RECORDS SUPPLIED:
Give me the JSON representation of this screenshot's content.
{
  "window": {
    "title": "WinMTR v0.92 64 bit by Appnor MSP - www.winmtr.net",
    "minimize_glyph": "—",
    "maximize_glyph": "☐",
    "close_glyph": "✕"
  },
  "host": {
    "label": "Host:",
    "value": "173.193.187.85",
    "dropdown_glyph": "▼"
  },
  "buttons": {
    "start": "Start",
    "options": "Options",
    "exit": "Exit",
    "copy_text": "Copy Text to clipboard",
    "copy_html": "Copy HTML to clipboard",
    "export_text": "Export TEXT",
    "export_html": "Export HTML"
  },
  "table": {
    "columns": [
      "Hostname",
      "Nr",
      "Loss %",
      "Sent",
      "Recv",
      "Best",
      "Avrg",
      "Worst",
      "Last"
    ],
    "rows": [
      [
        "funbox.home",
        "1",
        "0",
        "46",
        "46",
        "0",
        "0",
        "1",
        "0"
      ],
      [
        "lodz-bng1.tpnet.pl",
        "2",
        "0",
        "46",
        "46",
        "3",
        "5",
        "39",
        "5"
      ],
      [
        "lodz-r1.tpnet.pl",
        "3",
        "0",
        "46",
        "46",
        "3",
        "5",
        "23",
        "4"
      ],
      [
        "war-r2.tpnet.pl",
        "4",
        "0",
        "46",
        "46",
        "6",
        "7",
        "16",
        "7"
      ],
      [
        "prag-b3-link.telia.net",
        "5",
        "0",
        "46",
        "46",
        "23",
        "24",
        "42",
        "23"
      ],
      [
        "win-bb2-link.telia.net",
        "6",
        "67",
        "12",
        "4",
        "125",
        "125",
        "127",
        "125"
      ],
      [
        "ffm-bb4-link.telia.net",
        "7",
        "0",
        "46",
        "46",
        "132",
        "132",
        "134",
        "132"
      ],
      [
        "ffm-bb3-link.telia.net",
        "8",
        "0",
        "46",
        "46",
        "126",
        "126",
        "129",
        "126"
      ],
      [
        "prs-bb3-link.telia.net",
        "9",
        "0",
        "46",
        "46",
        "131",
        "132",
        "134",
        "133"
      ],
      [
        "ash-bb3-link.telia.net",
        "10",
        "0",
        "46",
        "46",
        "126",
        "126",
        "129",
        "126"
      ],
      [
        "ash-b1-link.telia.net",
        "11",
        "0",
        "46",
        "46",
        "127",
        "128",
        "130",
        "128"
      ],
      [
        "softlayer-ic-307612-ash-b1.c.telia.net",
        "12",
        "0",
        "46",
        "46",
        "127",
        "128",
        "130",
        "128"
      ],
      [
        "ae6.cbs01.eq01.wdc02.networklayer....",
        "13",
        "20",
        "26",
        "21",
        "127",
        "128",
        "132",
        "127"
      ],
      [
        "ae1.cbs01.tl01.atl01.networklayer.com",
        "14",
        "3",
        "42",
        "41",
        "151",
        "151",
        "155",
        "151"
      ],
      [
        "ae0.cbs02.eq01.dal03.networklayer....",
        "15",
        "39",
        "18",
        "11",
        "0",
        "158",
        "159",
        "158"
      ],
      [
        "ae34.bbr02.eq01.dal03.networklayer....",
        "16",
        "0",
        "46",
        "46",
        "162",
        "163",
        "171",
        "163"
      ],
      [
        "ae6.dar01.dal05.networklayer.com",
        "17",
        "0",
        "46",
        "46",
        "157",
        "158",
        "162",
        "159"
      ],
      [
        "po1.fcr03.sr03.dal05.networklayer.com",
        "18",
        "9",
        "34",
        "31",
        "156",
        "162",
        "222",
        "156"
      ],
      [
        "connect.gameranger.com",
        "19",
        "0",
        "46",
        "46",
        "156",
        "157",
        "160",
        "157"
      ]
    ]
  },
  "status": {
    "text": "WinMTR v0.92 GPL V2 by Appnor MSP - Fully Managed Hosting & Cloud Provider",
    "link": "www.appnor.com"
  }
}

EXERCISE PROMPT: What is the number of lines in the records that contain the string "WinMTR"? Give only that number.

TASK ANSWER: 2